- Objective
Lift out each line of the data that holds "JSON".

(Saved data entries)
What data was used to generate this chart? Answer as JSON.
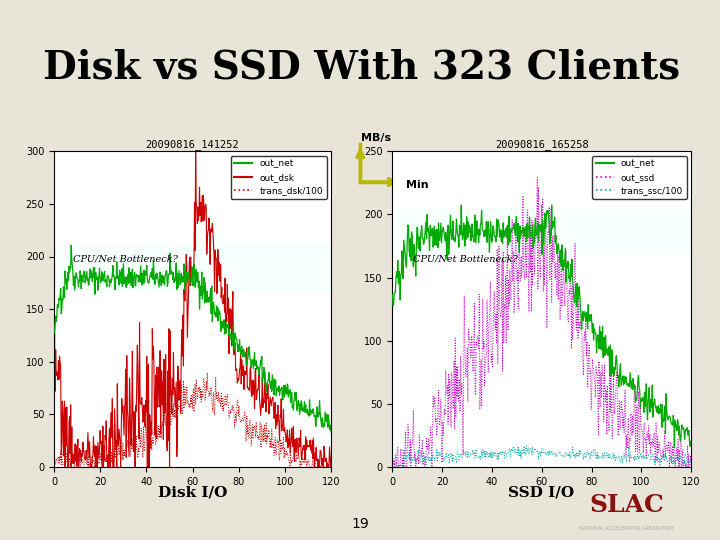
{
  "title": "Disk vs SSD With 323 Clients",
  "title_fontsize": 28,
  "title_fontweight": "bold",
  "slide_bg": "#e8e4d8",
  "left_chart": {
    "title": "20090816_141252",
    "xlabel_vals": [
      0,
      20,
      40,
      60,
      80,
      100,
      120
    ],
    "ylim": [
      0,
      300
    ],
    "yticks": [
      0,
      50,
      100,
      150,
      200,
      250,
      300
    ],
    "xlim": [
      0,
      120
    ],
    "legend": [
      "out_net",
      "out_dsk",
      "trans_dsk/100"
    ],
    "legend_colors": [
      "#00aa00",
      "#cc0000",
      "#cc0000"
    ],
    "legend_styles": [
      "-",
      "-",
      ":"
    ],
    "annotation": "CPU/Net Bottleneck?",
    "band_ymin": 168,
    "band_ymax": 210
  },
  "right_chart": {
    "title": "20090816_165258",
    "xlabel_vals": [
      0,
      20,
      40,
      60,
      80,
      100,
      120
    ],
    "ylim": [
      0,
      250
    ],
    "yticks": [
      0,
      50,
      100,
      150,
      200,
      250
    ],
    "xlim": [
      0,
      120
    ],
    "legend": [
      "out_net",
      "out_ssd",
      "trans_ssc/100"
    ],
    "legend_colors": [
      "#00aa00",
      "#cc00cc",
      "#00bbbb"
    ],
    "legend_styles": [
      "-",
      ":",
      ":"
    ],
    "annotation": "CPU/Net Bottleneck?",
    "band_ymin": 170,
    "band_ymax": 205
  },
  "mb_s_label": "MB/s",
  "min_label": "Min",
  "disk_io_label": "Disk I/O",
  "ssd_io_label": "SSD I/O",
  "page_number": "19",
  "arrow_color": "#b8b800",
  "left_bar_color": "#555566",
  "divider_color": "#333333"
}
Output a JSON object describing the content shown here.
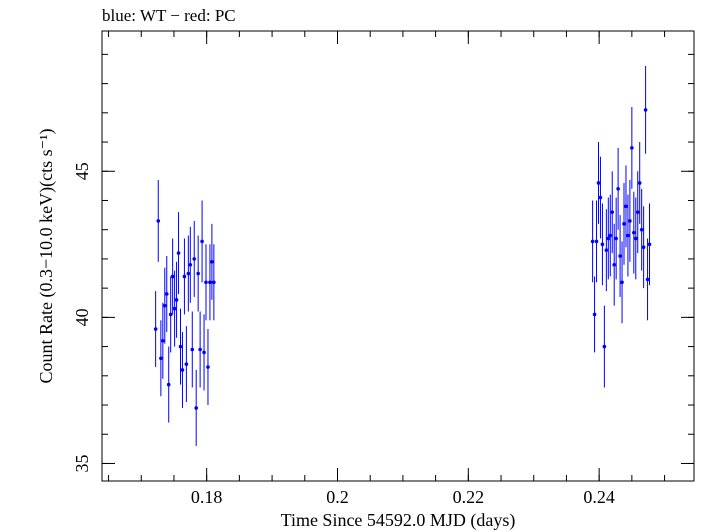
{
  "chart_data": {
    "type": "scatter",
    "title": "blue: WT − red: PC",
    "xlabel": "Time Since 54592.0 MJD (days)",
    "ylabel": "Count Rate (0.3−10.0 keV)(cts s⁻¹)",
    "xlim": [
      0.164,
      0.2545
    ],
    "ylim": [
      34.4,
      49.8
    ],
    "xticks_major": [
      0.18,
      0.2,
      0.22,
      0.24
    ],
    "xtick_labels": [
      "0.18",
      "0.2",
      "0.22",
      "0.24"
    ],
    "yticks_major": [
      35,
      40,
      45
    ],
    "ytick_labels": [
      "35",
      "40",
      "45"
    ],
    "xticks_minor_step": 0.005,
    "yticks_minor_step": 1,
    "grid": false,
    "series": [
      {
        "name": "WT",
        "color": "#0000ff",
        "x": [
          0.1722,
          0.1726,
          0.173,
          0.1733,
          0.1736,
          0.1739,
          0.1742,
          0.1745,
          0.1748,
          0.1751,
          0.1754,
          0.1757,
          0.176,
          0.1763,
          0.1766,
          0.1769,
          0.1772,
          0.1775,
          0.1778,
          0.1781,
          0.1784,
          0.1787,
          0.179,
          0.1793,
          0.1796,
          0.1799,
          0.1802,
          0.1805,
          0.1808,
          0.1811,
          0.239,
          0.2393,
          0.2396,
          0.2399,
          0.2402,
          0.2405,
          0.2408,
          0.2411,
          0.2414,
          0.2417,
          0.242,
          0.2423,
          0.2426,
          0.2429,
          0.2432,
          0.2435,
          0.2438,
          0.2441,
          0.2444,
          0.2447,
          0.245,
          0.2453,
          0.2456,
          0.2459,
          0.2462,
          0.2465,
          0.2468,
          0.2471,
          0.2474,
          0.2477
        ],
        "y": [
          39.6,
          43.3,
          38.6,
          39.2,
          40.4,
          40.8,
          37.7,
          40.1,
          41.4,
          40.3,
          40.6,
          42.2,
          39.0,
          38.2,
          41.4,
          38.4,
          41.5,
          41.8,
          38.9,
          42.0,
          36.9,
          41.5,
          38.9,
          42.6,
          38.8,
          41.2,
          38.3,
          41.2,
          41.9,
          41.2,
          42.6,
          40.1,
          42.6,
          44.6,
          44.1,
          42.5,
          39.0,
          42.3,
          42.7,
          42.8,
          43.6,
          41.8,
          42.7,
          44.4,
          42.1,
          41.2,
          43.2,
          43.8,
          42.8,
          43.3,
          45.8,
          42.9,
          42.7,
          43.6,
          44.6,
          43.0,
          42.4,
          47.1,
          41.3,
          42.5
        ],
        "err": [
          1.3,
          1.4,
          1.3,
          1.3,
          1.3,
          1.3,
          1.3,
          1.3,
          1.3,
          1.3,
          1.3,
          1.4,
          1.3,
          1.3,
          1.3,
          1.3,
          1.3,
          1.3,
          1.3,
          1.3,
          1.3,
          1.3,
          1.3,
          1.4,
          1.3,
          1.3,
          1.3,
          1.3,
          1.3,
          1.3,
          1.4,
          1.3,
          1.4,
          1.4,
          1.4,
          1.4,
          1.4,
          1.4,
          1.4,
          1.4,
          1.4,
          1.4,
          1.4,
          1.4,
          1.4,
          1.4,
          1.4,
          1.4,
          1.4,
          1.4,
          1.4,
          1.4,
          1.4,
          1.4,
          1.4,
          1.4,
          1.4,
          1.5,
          1.4,
          1.4
        ],
        "xerr": 0.00015
      }
    ]
  }
}
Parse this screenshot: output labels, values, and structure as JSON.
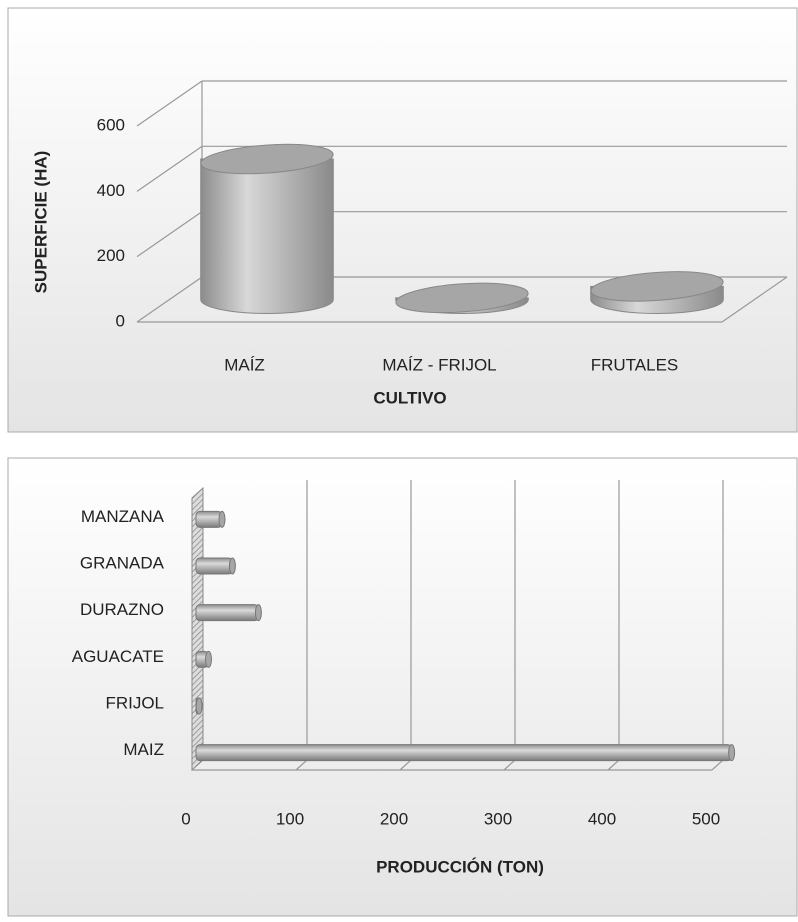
{
  "chart_data": [
    {
      "type": "bar",
      "orientation": "vertical",
      "y_label": "SUPERFICIE (HA)",
      "x_label": "CULTIVO",
      "categories": [
        "MAÍZ",
        "MAÍZ - FRIJOL",
        "FRUTALES"
      ],
      "values": [
        430,
        5,
        40
      ],
      "color": "#a6a6a6",
      "ylim": [
        0,
        600
      ],
      "yticks": [
        0,
        200,
        400,
        600
      ],
      "grid": true
    },
    {
      "type": "bar",
      "orientation": "horizontal",
      "x_label": "PRODUCCIÓN (TON)",
      "categories": [
        "MANZANA",
        "GRANADA",
        "DURAZNO",
        "AGUACATE",
        "FRIJOL",
        "MAIZ"
      ],
      "values": [
        25,
        35,
        60,
        12,
        3,
        515
      ],
      "color": "#a6a6a6",
      "xlim": [
        0,
        500
      ],
      "xticks": [
        0,
        100,
        200,
        300,
        400,
        500
      ],
      "grid": true
    }
  ]
}
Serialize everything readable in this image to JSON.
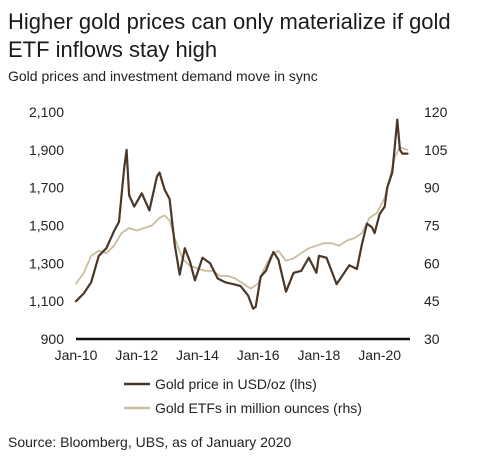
{
  "title": "Higher gold prices can only materialize if gold ETF inflows stay high",
  "subtitle": "Gold prices and investment demand move in sync",
  "source": "Source: Bloomberg, UBS, as of January 2020",
  "chart_data": {
    "type": "line",
    "x_ticks": [
      "Jan-10",
      "Jan-12",
      "Jan-14",
      "Jan-16",
      "Jan-18",
      "Jan-20"
    ],
    "y_left": {
      "ticks": [
        "2,100",
        "1,900",
        "1,700",
        "1,500",
        "1,300",
        "1,100",
        "900"
      ],
      "range": [
        900,
        2100
      ]
    },
    "y_right": {
      "ticks": [
        "120",
        "105",
        "90",
        "75",
        "60",
        "45",
        "30"
      ],
      "range": [
        30,
        120
      ]
    },
    "grid": false,
    "legend_position": "bottom",
    "series": [
      {
        "name": "Gold price in USD/oz (lhs)",
        "axis": "left",
        "color": "#4a3728",
        "x": [
          "2010-01",
          "2010-04",
          "2010-07",
          "2010-10",
          "2011-01",
          "2011-04",
          "2011-06",
          "2011-08",
          "2011-09",
          "2011-10",
          "2011-12",
          "2012-03",
          "2012-06",
          "2012-09",
          "2012-10",
          "2012-12",
          "2013-02",
          "2013-04",
          "2013-06",
          "2013-08",
          "2013-10",
          "2013-12",
          "2014-03",
          "2014-06",
          "2014-09",
          "2014-12",
          "2015-03",
          "2015-06",
          "2015-09",
          "2015-11",
          "2015-12",
          "2016-02",
          "2016-04",
          "2016-07",
          "2016-09",
          "2016-12",
          "2017-03",
          "2017-06",
          "2017-09",
          "2017-12",
          "2018-01",
          "2018-04",
          "2018-08",
          "2018-10",
          "2019-01",
          "2019-04",
          "2019-06",
          "2019-08",
          "2019-09",
          "2019-10",
          "2019-11",
          "2020-01",
          "2020-03",
          "2020-04",
          "2020-06",
          "2020-08",
          "2020-09",
          "2020-10",
          "2020-12"
        ],
        "values": [
          1100,
          1140,
          1200,
          1340,
          1380,
          1470,
          1520,
          1800,
          1900,
          1660,
          1600,
          1670,
          1580,
          1760,
          1780,
          1690,
          1640,
          1400,
          1240,
          1380,
          1310,
          1210,
          1330,
          1300,
          1220,
          1200,
          1190,
          1180,
          1130,
          1060,
          1070,
          1230,
          1260,
          1360,
          1320,
          1150,
          1250,
          1260,
          1330,
          1250,
          1340,
          1330,
          1190,
          1230,
          1290,
          1270,
          1400,
          1510,
          1500,
          1490,
          1460,
          1560,
          1600,
          1700,
          1780,
          2060,
          1900,
          1880,
          1880
        ]
      },
      {
        "name": "Gold ETFs in million ounces (rhs)",
        "axis": "right",
        "color": "#c9bda0",
        "x": [
          "2010-01",
          "2010-04",
          "2010-07",
          "2010-10",
          "2011-01",
          "2011-04",
          "2011-07",
          "2011-10",
          "2012-01",
          "2012-04",
          "2012-07",
          "2012-10",
          "2012-12",
          "2013-02",
          "2013-04",
          "2013-07",
          "2013-10",
          "2014-01",
          "2014-04",
          "2014-07",
          "2014-10",
          "2015-01",
          "2015-04",
          "2015-07",
          "2015-10",
          "2016-01",
          "2016-03",
          "2016-06",
          "2016-09",
          "2016-12",
          "2017-03",
          "2017-06",
          "2017-09",
          "2017-12",
          "2018-03",
          "2018-06",
          "2018-09",
          "2018-12",
          "2019-03",
          "2019-06",
          "2019-09",
          "2019-12",
          "2020-01",
          "2020-03",
          "2020-05",
          "2020-07",
          "2020-09",
          "2020-12"
        ],
        "values": [
          52,
          56,
          63,
          65,
          64,
          67,
          72,
          74,
          73,
          74,
          75,
          78,
          79,
          77,
          70,
          62,
          59,
          58,
          57,
          57,
          55,
          55,
          54,
          52,
          50,
          52,
          57,
          63,
          65,
          61,
          62,
          64,
          66,
          67,
          68,
          68,
          67,
          69,
          70,
          72,
          78,
          80,
          82,
          86,
          94,
          102,
          106,
          105
        ]
      }
    ]
  }
}
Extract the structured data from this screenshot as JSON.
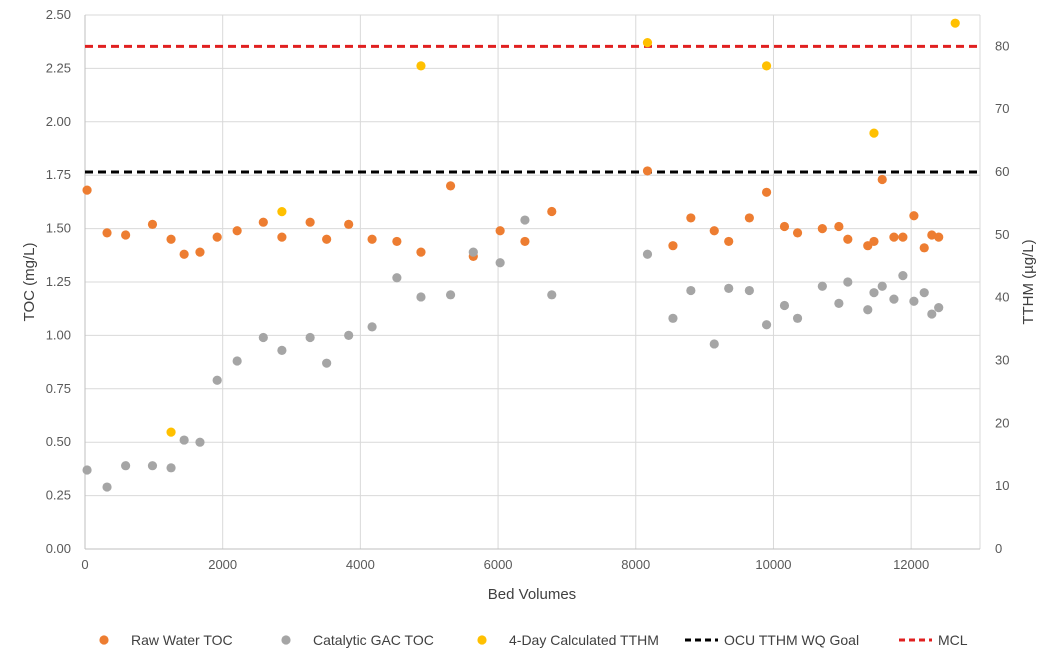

- Output of the exercise
What data was used to generate this chart? Answer as JSON.
Output a JSON object describing the content shown here.
Parse this screenshot: output labels, values, and structure as JSON.
Serialize everything readable in this image to JSON.
Extract the structured data from this screenshot as JSON.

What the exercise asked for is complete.